Raw records ::

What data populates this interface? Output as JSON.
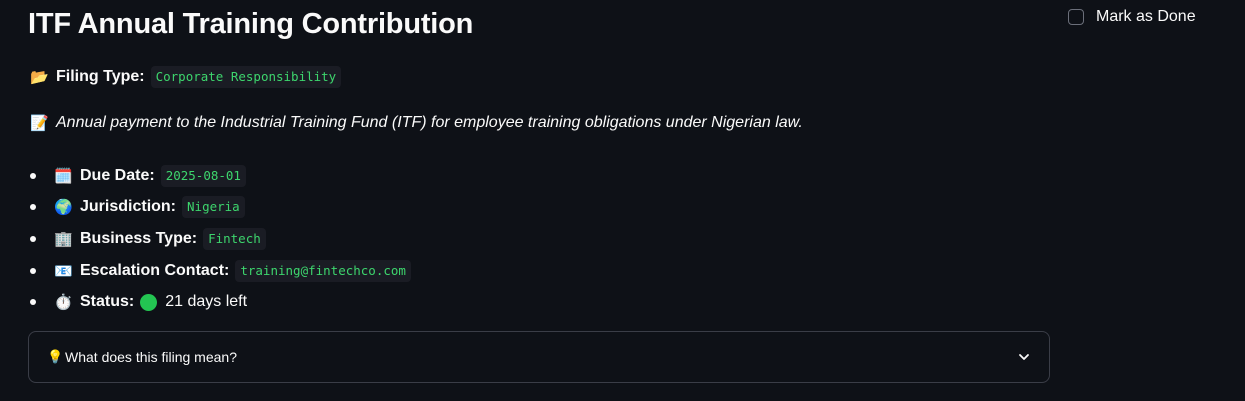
{
  "title": "ITF Annual Training Contribution",
  "mark_done": {
    "label": "Mark as Done",
    "checked": false
  },
  "filing": {
    "icon": "📂",
    "label": "Filing Type:",
    "value": "Corporate Responsibility"
  },
  "description": {
    "icon": "📝",
    "text": "Annual payment to the Industrial Training Fund (ITF) for employee training obligations under Nigerian law."
  },
  "details": [
    {
      "icon": "🗓️",
      "label": "Due Date:",
      "value": "2025-08-01"
    },
    {
      "icon": "🌍",
      "label": "Jurisdiction:",
      "value": "Nigeria"
    },
    {
      "icon": "🏢",
      "label": "Business Type:",
      "value": "Fintech"
    },
    {
      "icon": "📧",
      "label": "Escalation Contact:",
      "value": "training@fintechco.com"
    }
  ],
  "status": {
    "icon": "⏱️",
    "label": "Status:",
    "text": "21 days left",
    "color": "#23c552"
  },
  "expander": {
    "icon": "💡",
    "label": "What does this filing mean?",
    "expanded": false
  },
  "colors": {
    "background": "#0e1117",
    "code_text": "#3dd56d",
    "code_bg": "#1a1c24",
    "border": "#3a3d47"
  }
}
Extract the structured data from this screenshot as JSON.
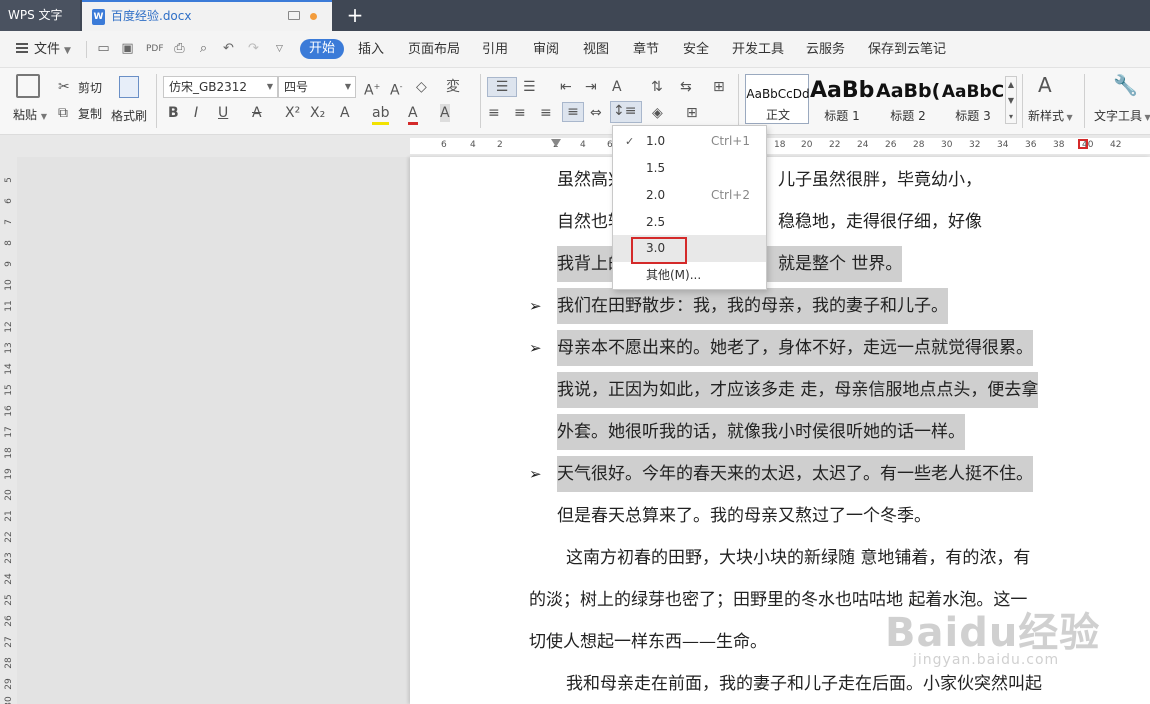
{
  "titlebar": {
    "app_name": "WPS 文字",
    "doc_tab": "百度经验.docx",
    "new_tab": "+"
  },
  "menubar": {
    "file": "文件",
    "items": [
      "开始",
      "插入",
      "页面布局",
      "引用",
      "审阅",
      "视图",
      "章节",
      "安全",
      "开发工具",
      "云服务",
      "保存到云笔记"
    ],
    "active": "开始"
  },
  "ribbon": {
    "paste": "粘贴",
    "cut": "剪切",
    "copy": "复制",
    "format_painter": "格式刷",
    "font_name": "仿宋_GB2312",
    "font_size": "四号",
    "styles": [
      {
        "sample": "AaBbCcDd",
        "name": "正文"
      },
      {
        "sample": "AaBb",
        "name": "标题 1"
      },
      {
        "sample": "AaBb(",
        "name": "标题 2"
      },
      {
        "sample": "AaBbC",
        "name": "标题 3"
      }
    ],
    "new_style": "新样式",
    "text_tools": "文字工具"
  },
  "ruler": {
    "ticks": [
      "6",
      "4",
      "2",
      "2",
      "4",
      "6",
      "18",
      "20",
      "22",
      "24",
      "26",
      "28",
      "30",
      "32",
      "34",
      "36",
      "38",
      "40",
      "42"
    ],
    "vticks": [
      "5",
      "6",
      "7",
      "8",
      "9",
      "10",
      "11",
      "12",
      "13",
      "14",
      "15",
      "16",
      "17",
      "18",
      "19",
      "20",
      "21",
      "22",
      "23",
      "24",
      "25",
      "26",
      "27",
      "28",
      "29",
      "30"
    ]
  },
  "line_spacing_menu": {
    "items": [
      {
        "value": "1.0",
        "shortcut": "Ctrl+1",
        "checked": true
      },
      {
        "value": "1.5",
        "shortcut": ""
      },
      {
        "value": "2.0",
        "shortcut": "Ctrl+2"
      },
      {
        "value": "2.5",
        "shortcut": ""
      },
      {
        "value": "3.0",
        "shortcut": "",
        "highlighted": true
      },
      {
        "value": "其他(M)...",
        "shortcut": ""
      }
    ]
  },
  "document": {
    "lines": [
      "虽然高兴，但也自然不算重；儿子虽然很胖，毕竟幼小，",
      "自然也轻。但我还是慢慢地，稳稳地，走得很仔细，好像",
      "我背上的同她背上的加起来，就是整个 世界。",
      "我们在田野散步：我，我的母亲，我的妻子和儿子。",
      "母亲本不愿出来的。她老了，身体不好，走远一点就觉得很累。",
      "我说，正因为如此，才应该多走 走，母亲信服地点点头，便去拿",
      "外套。她很听我的话，就像我小时侯很听她的话一样。",
      "天气很好。今年的春天来的太迟，太迟了。有一些老人挺不住。",
      "但是春天总算来了。我的母亲又熬过了一个冬季。",
      "这南方初春的田野，大块小块的新绿随 意地铺着，有的浓，有",
      "的淡；树上的绿芽也密了；田野里的冬水也咕咕地 起着水泡。这一",
      "切使人想起一样东西——生命。",
      "我和母亲走在前面，我的妻子和儿子走在后面。小家伙突然叫起"
    ]
  },
  "watermark": {
    "main": "Baidu经验",
    "sub": "jingyan.baidu.com"
  },
  "colors": {
    "titlebar": "#3f4754",
    "accent": "#3b7bd8",
    "highlight": "#cfcfcf",
    "red_box": "#d42a2a"
  }
}
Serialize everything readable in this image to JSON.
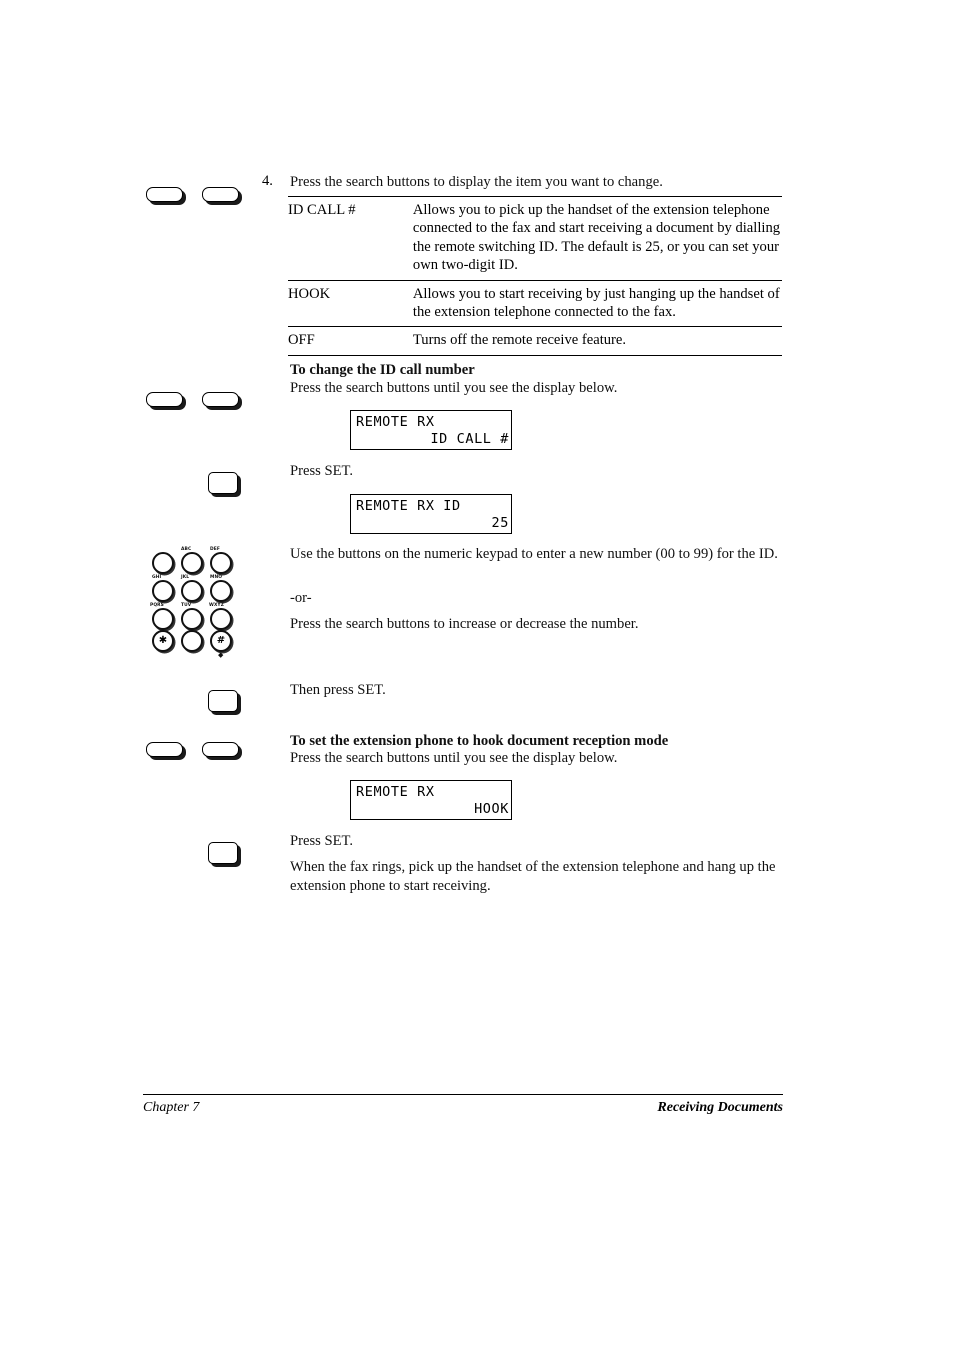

Your objective :: How many lines of the data hold the string "Type"? Reply with the number alone.

Response for this exercise :: 2